**Stored records**:
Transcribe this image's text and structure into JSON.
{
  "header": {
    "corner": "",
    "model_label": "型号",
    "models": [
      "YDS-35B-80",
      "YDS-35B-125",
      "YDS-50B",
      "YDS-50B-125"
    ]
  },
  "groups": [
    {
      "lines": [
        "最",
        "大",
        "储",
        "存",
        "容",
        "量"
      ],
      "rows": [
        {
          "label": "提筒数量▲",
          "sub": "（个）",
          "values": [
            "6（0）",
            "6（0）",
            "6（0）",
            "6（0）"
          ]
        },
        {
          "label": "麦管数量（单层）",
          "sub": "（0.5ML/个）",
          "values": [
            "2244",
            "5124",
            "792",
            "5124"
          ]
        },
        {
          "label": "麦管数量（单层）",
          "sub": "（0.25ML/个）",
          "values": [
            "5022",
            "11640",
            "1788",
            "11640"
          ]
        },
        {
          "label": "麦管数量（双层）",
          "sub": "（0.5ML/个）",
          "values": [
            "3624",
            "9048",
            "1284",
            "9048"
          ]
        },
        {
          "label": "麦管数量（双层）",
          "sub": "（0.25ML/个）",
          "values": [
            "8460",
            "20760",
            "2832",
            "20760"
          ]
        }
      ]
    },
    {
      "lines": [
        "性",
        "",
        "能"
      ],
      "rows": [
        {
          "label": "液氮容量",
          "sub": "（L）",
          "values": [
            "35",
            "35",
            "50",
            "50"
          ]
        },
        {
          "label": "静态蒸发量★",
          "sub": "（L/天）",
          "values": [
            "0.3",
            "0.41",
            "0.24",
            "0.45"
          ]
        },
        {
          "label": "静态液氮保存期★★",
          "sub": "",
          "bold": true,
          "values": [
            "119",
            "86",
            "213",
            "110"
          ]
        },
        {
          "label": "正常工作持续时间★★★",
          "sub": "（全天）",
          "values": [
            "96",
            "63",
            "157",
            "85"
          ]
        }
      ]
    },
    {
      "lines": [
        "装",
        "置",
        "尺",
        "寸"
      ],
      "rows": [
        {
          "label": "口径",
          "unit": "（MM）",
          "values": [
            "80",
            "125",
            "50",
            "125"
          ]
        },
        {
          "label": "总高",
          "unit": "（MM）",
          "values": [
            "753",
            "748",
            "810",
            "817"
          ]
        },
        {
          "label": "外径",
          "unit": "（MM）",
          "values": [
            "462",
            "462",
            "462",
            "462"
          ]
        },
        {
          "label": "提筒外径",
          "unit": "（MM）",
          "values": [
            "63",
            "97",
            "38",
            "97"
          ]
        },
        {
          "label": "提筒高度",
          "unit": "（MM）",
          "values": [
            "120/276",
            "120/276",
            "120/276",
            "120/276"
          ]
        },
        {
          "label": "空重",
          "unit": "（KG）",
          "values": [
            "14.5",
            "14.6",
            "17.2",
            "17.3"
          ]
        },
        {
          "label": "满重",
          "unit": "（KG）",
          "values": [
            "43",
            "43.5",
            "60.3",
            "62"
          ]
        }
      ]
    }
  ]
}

**Written task**:
Every line above should be printed again exactly as it stands.

**Answer**:
Transcribe this image's text and structure into JSON.
{
  "header": {
    "corner": "",
    "model_label": "型号",
    "models": [
      "YDS-35B-80",
      "YDS-35B-125",
      "YDS-50B",
      "YDS-50B-125"
    ]
  },
  "groups": [
    {
      "lines": [
        "最",
        "大",
        "储",
        "存",
        "容",
        "量"
      ],
      "rows": [
        {
          "label": "提筒数量▲",
          "sub": "（个）",
          "values": [
            "6（0）",
            "6（0）",
            "6（0）",
            "6（0）"
          ]
        },
        {
          "label": "麦管数量（单层）",
          "sub": "（0.5ML/个）",
          "values": [
            "2244",
            "5124",
            "792",
            "5124"
          ]
        },
        {
          "label": "麦管数量（单层）",
          "sub": "（0.25ML/个）",
          "values": [
            "5022",
            "11640",
            "1788",
            "11640"
          ]
        },
        {
          "label": "麦管数量（双层）",
          "sub": "（0.5ML/个）",
          "values": [
            "3624",
            "9048",
            "1284",
            "9048"
          ]
        },
        {
          "label": "麦管数量（双层）",
          "sub": "（0.25ML/个）",
          "values": [
            "8460",
            "20760",
            "2832",
            "20760"
          ]
        }
      ]
    },
    {
      "lines": [
        "性",
        "",
        "能"
      ],
      "rows": [
        {
          "label": "液氮容量",
          "sub": "（L）",
          "values": [
            "35",
            "35",
            "50",
            "50"
          ]
        },
        {
          "label": "静态蒸发量★",
          "sub": "（L/天）",
          "values": [
            "0.3",
            "0.41",
            "0.24",
            "0.45"
          ]
        },
        {
          "label": "静态液氮保存期★★",
          "sub": "",
          "bold": true,
          "values": [
            "119",
            "86",
            "213",
            "110"
          ]
        },
        {
          "label": "正常工作持续时间★★★",
          "sub": "（全天）",
          "values": [
            "96",
            "63",
            "157",
            "85"
          ]
        }
      ]
    },
    {
      "lines": [
        "装",
        "置",
        "尺",
        "寸"
      ],
      "rows": [
        {
          "label": "口径",
          "unit": "（MM）",
          "values": [
            "80",
            "125",
            "50",
            "125"
          ]
        },
        {
          "label": "总高",
          "unit": "（MM）",
          "values": [
            "753",
            "748",
            "810",
            "817"
          ]
        },
        {
          "label": "外径",
          "unit": "（MM）",
          "values": [
            "462",
            "462",
            "462",
            "462"
          ]
        },
        {
          "label": "提筒外径",
          "unit": "（MM）",
          "values": [
            "63",
            "97",
            "38",
            "97"
          ]
        },
        {
          "label": "提筒高度",
          "unit": "（MM）",
          "values": [
            "120/276",
            "120/276",
            "120/276",
            "120/276"
          ]
        },
        {
          "label": "空重",
          "unit": "（KG）",
          "values": [
            "14.5",
            "14.6",
            "17.2",
            "17.3"
          ]
        },
        {
          "label": "满重",
          "unit": "（KG）",
          "values": [
            "43",
            "43.5",
            "60.3",
            "62"
          ]
        }
      ]
    }
  ]
}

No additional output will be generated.